# TEXT
**********
Of course :) I can't answer your comment for some reason, so I hope this makes sense here. The myrkur song I was thinking of in particular is "Fager Som En Ros" I think it's an old folk song, but that's where I heard of it. There's a lot of repetition so the lyrics are:

Flickan står på golvet fager som en ros/ Denna vackra gossen vill hon sova hos/ Flickan sa till gossen, vill du bli min vän?/ Ja, gärna om det vore uti denna kväll/ Vill du bli min vän, så räck mig hit din hand/ Och håller du mig kär så tar du mig i famn/ Mitt uppå golvet bäddas upp en säng/ Där jag skulle vila med min lilla vän

Some specific Garmarna songs are Min Man and Vedergällningen. These songs seem so close to things I understand that I can't tell if it's my ignorance or they are using old forms of speech.


Fager som en ros and Min man both use contemporary Swedish, although obviously they use some poetic license since they're lyrics rather than speech.

Vedergällningen uses some older grammar, and words that aren't really in use in contemporary Swedish. It's not comparable to Shakespeare - more like 19th century language, again obviously being lyrics.


This is actually something I've been wondering about. I LOVE Garmarna and some of Myrkur's versions of older swedish folk songs. I imagine it at the least gets me more used to hearing and making out the sounds of a language. How archaic do those Songs sound? I mean, is it like shakespeare compared to modern English, or is it barely recognizable? I know there was relatively recent agreement on an official "Swedish" but I keep trying to figure out how far back is just trying to read an antique language :)


Thanks a lot! I appreciate all your help (•‿•)


I just wish I wasn't seeing this for the first time on a timed exercise :\


I was worried this would be a complicated answer and my worries were accurate. I will never remember this.


So, basically, it treats "svar hag hoppades på" as a block concept@


Fantastic explanation! Much appreciated!


så man kan säga jag fick inte svaret jag hoppades på, bara det ändrar fokus på meningen?


The amount of times I get a question wrong due to PÅ is quite astonishing.


This discussion is a great example of why I always try to read all the messages before I ask a question. Often the answer is already answered and even if it isn't, I often learn something else new that is useful and/or interesting. Tack så mycket.
**********
# EXERCISE A
Can you reproduce every line of the layout coordinate records word for word, omitting the picture placeholders?
# EXERCISE B
Could you carry on the discussion about Swedish folk song lyrics and grammar, starting after its final message?
The Swedish folk song discussion has no connection to the records that follow it.

# Layout coordinate records
**********
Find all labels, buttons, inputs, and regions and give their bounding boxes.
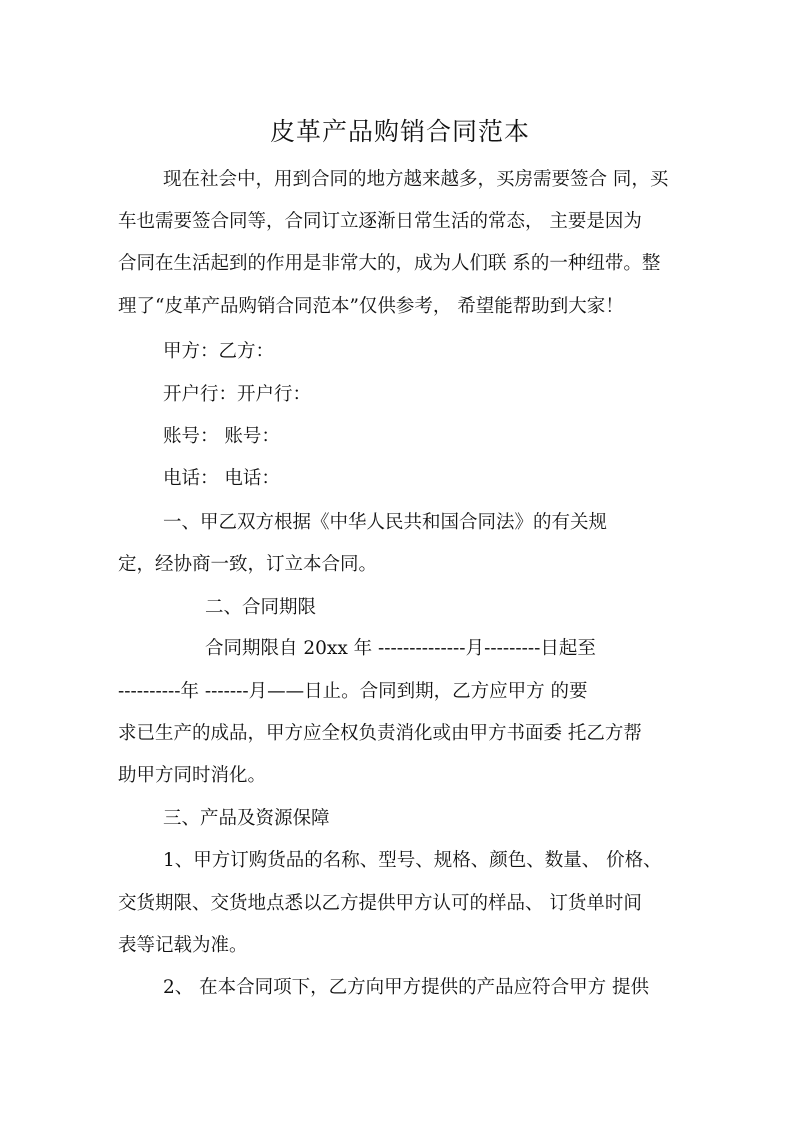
clause-line: 2、 在本合同项下，乙方向甲方提供的产品应符合甲方 提供 [163,977,650,998]
term-line: 求已生产的成品，甲方应全权负责消化或由甲方书面委 托乙方帮 [118,723,642,744]
paragraph-line: 车也需要签合同等，合同订立逐渐日常生活的常态， 主要是因为 [118,211,642,232]
clause-line: 表等记载为准。 [118,935,248,956]
account-line: 账号： 账号： [163,426,280,447]
term-line: 合同期限自 20xx 年 --------------月---------日起至 [205,638,596,659]
bank-line: 开户行：开户行： [163,384,312,405]
paragraph-line: 理了“皮革产品购销合同范本”仅供参考， 希望能帮助到大家！ [118,296,624,317]
phone-line: 电话： 电话： [163,468,280,489]
paragraph-line: 现在社会中，用到合同的地方越来越多，买房需要签合 同，买 [163,169,669,190]
section-heading: 三、产品及资源保障 [163,808,330,829]
party-names-line: 甲方：乙方： [163,341,275,362]
clause-line: 1、甲方订购货品的名称、型号、规格、颜色、数量、 价格、 [163,850,662,871]
clause-line: 交货期限、交货地点悉以乙方提供甲方认可的样品、 订货单时间 [118,893,642,914]
term-line: 助甲方同时消化。 [118,765,267,786]
paragraph-line: 合同在生活起到的作用是非常大的，成为人们联 系的一种纽带。整 [118,253,661,274]
document-title: 皮革产品购销合同范本 [269,117,530,146]
section-one-line: 一、甲乙双方根据《中华人民共和国合同法》的有关规 [163,512,608,533]
section-one-line: 定，经协商一致，订立本合同。 [118,554,378,575]
term-line: ----------年 -------月——日止。合同到期，乙方应甲方 的要 [118,681,588,702]
section-heading: 二、合同期限 [205,597,317,618]
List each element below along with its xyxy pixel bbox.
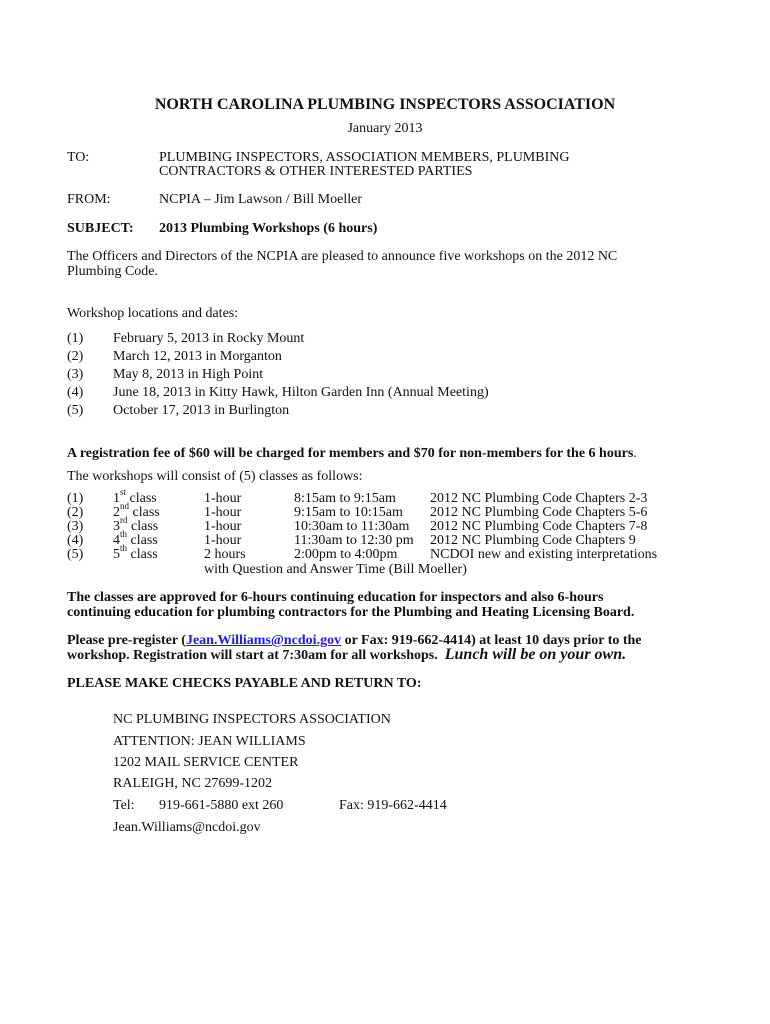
**********
# EXPECTED ANSWER A
Find all labels, buttons, inputs, and regions and give their bounding boxes.
clause-line: 2、 在本合同项下，乙方向甲方提供的产品应符合甲方 提供 [163,977,650,998]
term-line: 求已生产的成品，甲方应全权负责消化或由甲方书面委 托乙方帮 [118,723,642,744]
paragraph-line: 车也需要签合同等，合同订立逐渐日常生活的常态， 主要是因为 [118,211,642,232]
clause-line: 表等记载为准。 [118,935,248,956]
account-line: 账号： 账号： [163,426,280,447]
term-line: 合同期限自 20xx 年 --------------月---------日起至 [205,638,596,659]
bank-line: 开户行：开户行： [163,384,312,405]
paragraph-line: 理了“皮革产品购销合同范本”仅供参考， 希望能帮助到大家！ [118,296,624,317]
phone-line: 电话： 电话： [163,468,280,489]
paragraph-line: 现在社会中，用到合同的地方越来越多，买房需要签合 同，买 [163,169,669,190]
section-heading: 三、产品及资源保障 [163,808,330,829]
party-names-line: 甲方：乙方： [163,341,275,362]
clause-line: 1、甲方订购货品的名称、型号、规格、颜色、数量、 价格、 [163,850,662,871]
clause-line: 交货期限、交货地点悉以乙方提供甲方认可的样品、 订货单时间 [118,893,642,914]
term-line: 助甲方同时消化。 [118,765,267,786]
paragraph-line: 合同在生活起到的作用是非常大的，成为人们联 系的一种纽带。整 [118,253,661,274]
document-title: 皮革产品购销合同范本 [269,117,530,146]
section-one-line: 一、甲乙双方根据《中华人民共和国合同法》的有关规 [163,512,608,533]
section-one-line: 定，经协商一致，订立本合同。 [118,554,378,575]
term-line: ----------年 -------月——日止。合同到期，乙方应甲方 的要 [118,681,588,702]
section-heading: 二、合同期限 [205,597,317,618]
List each element below along with its xyxy pixel bbox.

# EXPECTED ANSWER B
So many questions. So little time...

Where can I find more info about this strange new rule and what are relative clauses?


Relative clauses are the parts of the sentence which contain words like "who", "that", "which", "where", "how", etc. that describe another part of the sentence. "I am the potato which she ate." So Blehg is saying it's equally valid to say "Jag är den potatis hon åt." or "Jag är potatisen som hon åt," but that the former focuses on the fact that I'm the potato that she ate, not the chicken she chased, for example, or some other potato she cuddled with.


Why can't att be used in these sentences? Something like "Jag fick inte svaret att jag hoppades på." My first instinct is always to use att because "that" feels natural in English, what am I missing?


A tip that may help you: every time that in English you can substitute a "that" for "which" or "who", you should use "som" instead of "that".

For example:

  • I eat apples that/which come from Italy
  • "Jag äter äpple som kommer från Italien"

  • I think that you need a new car

  • "Jag tycker att du behöva en ny bil"


Thanks! Some of my confusion is probably a misunderstanding of the difference between conjunctions and relative pronouns, even in English :) "that" can serve both functions, which allows us to be lazy to an extent, but I see now "att" and "som" don't have that same flexibility in Swedish.



Past tenses ending with es are confusing


If the infinitive ends with -s (as in "hoppas") the -s will follow with all forms: Jag hoppas = I hope; jag hoppades = I hoped


After a few lessons, my gut answer was to put "att" before the second "jag." Kind of like "that" in English. In Swedish is it only ever used before an infinitive?


No, it's also a conjunction, as in e.g. jag vet att de ljuger = I know that they're lying.

But in this case, you'd have to use som for that meaning, since "that" is a relative pronun here.


I had the answer: Jag fick inte svaret jag höppades på. Is this not a correct sentence in Swedish? Why is 'det' put before the noun?


Why det svar and not svaret?


Please refer to my above comments on that.


Why is it det svar and not svaret?


There are already answers to this (e. g. from Devalanteriel and Blehg) but you can add to the sentence a "som" (which is often dropped, like the English "which"): "Jag fick inte det svar som jag hoppades på". Before a relative clause (som...) we use a construction "den/det + indefinite form" (= without the ending -en / -et).


Please refer to my above comments on that.


Is it okay to insert som between the halves of the sentence, or is it unidiomatic? It would help me understand the whole det svar/svaret distinction better!


Sure, it's perfectly idiomatic.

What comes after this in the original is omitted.